__GOAL OF THE EXERCISE__:
Find each line containing the string "Medián" and return it.

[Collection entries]
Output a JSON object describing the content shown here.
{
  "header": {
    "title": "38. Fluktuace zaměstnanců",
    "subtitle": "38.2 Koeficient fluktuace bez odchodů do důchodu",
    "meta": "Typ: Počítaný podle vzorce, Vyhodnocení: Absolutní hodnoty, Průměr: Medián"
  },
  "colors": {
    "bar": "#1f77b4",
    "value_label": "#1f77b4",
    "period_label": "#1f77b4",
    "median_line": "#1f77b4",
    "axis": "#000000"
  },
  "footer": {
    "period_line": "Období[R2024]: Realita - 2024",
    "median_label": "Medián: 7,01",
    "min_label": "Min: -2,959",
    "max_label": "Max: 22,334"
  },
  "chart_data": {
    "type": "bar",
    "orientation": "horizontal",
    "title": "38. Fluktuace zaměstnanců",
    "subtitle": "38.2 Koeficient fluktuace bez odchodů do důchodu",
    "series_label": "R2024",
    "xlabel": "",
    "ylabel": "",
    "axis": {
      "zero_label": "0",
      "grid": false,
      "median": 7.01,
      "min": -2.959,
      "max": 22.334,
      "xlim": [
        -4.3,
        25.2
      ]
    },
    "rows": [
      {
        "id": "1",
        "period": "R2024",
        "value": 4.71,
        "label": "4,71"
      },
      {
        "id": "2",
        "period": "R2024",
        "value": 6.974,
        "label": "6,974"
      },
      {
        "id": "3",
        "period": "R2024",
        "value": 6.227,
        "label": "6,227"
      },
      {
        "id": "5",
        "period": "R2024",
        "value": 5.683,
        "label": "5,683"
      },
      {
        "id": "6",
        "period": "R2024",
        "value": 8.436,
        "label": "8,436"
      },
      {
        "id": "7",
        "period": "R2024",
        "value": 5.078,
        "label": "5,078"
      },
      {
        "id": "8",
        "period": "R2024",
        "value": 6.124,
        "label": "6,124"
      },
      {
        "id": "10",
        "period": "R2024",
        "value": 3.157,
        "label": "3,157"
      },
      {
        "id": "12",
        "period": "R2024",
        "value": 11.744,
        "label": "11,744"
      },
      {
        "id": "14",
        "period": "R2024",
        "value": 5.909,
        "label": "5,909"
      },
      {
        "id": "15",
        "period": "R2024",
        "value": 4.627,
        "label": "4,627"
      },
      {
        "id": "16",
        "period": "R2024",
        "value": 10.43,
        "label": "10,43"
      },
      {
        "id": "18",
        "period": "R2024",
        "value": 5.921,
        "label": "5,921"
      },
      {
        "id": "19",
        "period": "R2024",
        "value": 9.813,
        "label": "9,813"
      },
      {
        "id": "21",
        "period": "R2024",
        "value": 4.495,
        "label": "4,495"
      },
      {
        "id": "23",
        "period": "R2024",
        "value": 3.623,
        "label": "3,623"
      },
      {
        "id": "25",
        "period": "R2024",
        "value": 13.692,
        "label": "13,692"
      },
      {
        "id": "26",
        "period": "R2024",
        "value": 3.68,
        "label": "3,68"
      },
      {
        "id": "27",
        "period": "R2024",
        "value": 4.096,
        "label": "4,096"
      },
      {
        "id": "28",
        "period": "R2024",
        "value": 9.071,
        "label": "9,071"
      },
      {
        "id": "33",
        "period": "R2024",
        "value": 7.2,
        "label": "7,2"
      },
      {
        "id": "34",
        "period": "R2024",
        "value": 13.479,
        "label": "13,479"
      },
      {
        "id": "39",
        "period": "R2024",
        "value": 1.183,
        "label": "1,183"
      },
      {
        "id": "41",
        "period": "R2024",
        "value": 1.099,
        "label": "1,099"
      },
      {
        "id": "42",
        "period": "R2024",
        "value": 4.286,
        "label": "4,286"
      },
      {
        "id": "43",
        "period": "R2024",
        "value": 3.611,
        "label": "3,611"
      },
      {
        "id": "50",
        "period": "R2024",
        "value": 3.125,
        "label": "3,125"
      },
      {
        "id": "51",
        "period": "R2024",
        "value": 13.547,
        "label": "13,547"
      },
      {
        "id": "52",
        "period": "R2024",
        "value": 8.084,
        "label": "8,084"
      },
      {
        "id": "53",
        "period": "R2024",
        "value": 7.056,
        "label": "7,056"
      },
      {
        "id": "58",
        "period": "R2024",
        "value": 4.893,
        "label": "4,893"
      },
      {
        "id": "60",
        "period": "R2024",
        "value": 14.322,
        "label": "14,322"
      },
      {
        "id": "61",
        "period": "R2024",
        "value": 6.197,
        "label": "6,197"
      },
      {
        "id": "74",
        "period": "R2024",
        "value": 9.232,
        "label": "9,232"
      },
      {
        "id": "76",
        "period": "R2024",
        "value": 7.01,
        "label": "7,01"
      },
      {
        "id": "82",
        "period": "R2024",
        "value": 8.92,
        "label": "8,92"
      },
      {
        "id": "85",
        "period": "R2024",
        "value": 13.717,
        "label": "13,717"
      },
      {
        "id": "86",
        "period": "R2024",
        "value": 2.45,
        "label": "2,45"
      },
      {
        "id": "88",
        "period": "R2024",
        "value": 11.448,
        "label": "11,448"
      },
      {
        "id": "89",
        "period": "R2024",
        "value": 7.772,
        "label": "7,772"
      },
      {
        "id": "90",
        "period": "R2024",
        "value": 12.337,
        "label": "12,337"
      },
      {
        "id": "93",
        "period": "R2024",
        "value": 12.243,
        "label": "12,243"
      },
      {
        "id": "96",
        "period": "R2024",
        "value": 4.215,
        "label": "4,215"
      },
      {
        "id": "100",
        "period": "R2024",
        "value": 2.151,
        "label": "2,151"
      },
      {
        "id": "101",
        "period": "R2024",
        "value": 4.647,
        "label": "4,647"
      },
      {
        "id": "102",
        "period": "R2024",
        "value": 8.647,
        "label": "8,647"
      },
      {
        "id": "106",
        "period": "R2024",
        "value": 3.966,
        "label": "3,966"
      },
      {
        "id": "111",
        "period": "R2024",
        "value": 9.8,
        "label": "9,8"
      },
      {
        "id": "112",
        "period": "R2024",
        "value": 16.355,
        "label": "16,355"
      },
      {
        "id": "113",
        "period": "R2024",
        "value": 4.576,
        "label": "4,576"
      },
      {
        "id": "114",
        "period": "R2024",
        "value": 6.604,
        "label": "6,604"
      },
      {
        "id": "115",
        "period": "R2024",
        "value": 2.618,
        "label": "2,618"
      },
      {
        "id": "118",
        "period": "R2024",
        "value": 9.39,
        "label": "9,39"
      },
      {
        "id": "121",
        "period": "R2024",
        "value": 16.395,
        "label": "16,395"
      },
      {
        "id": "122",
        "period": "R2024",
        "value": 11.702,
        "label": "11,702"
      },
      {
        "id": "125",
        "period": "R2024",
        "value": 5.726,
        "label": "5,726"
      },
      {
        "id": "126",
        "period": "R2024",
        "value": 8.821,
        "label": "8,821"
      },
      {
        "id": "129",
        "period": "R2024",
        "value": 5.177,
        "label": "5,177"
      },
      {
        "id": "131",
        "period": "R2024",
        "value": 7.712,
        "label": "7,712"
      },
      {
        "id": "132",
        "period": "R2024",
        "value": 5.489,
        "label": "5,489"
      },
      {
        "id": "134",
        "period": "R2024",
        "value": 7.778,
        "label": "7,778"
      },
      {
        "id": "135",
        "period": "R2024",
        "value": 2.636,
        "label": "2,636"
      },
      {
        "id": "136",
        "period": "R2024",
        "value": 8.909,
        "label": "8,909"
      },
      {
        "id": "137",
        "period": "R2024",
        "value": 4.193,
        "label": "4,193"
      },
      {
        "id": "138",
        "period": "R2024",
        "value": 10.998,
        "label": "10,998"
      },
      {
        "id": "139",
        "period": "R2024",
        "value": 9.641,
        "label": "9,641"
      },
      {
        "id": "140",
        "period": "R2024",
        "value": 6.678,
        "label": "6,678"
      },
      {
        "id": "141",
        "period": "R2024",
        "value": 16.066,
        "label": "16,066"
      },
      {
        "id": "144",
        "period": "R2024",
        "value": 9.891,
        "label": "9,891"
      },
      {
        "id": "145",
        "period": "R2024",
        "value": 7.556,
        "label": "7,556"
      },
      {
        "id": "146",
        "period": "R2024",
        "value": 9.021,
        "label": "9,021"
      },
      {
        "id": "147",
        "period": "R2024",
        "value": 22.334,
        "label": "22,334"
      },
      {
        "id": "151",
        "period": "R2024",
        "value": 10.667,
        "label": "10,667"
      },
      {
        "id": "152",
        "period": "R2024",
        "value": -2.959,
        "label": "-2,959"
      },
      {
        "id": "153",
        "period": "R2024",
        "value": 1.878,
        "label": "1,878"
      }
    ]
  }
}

__RESULT BELOW__:
    "meta": "Typ: Počítaný podle vzorce, Vyhodnocení: Absolutní hodnoty, Průměr: Medián"
    "median_label": "Medián: 7,01",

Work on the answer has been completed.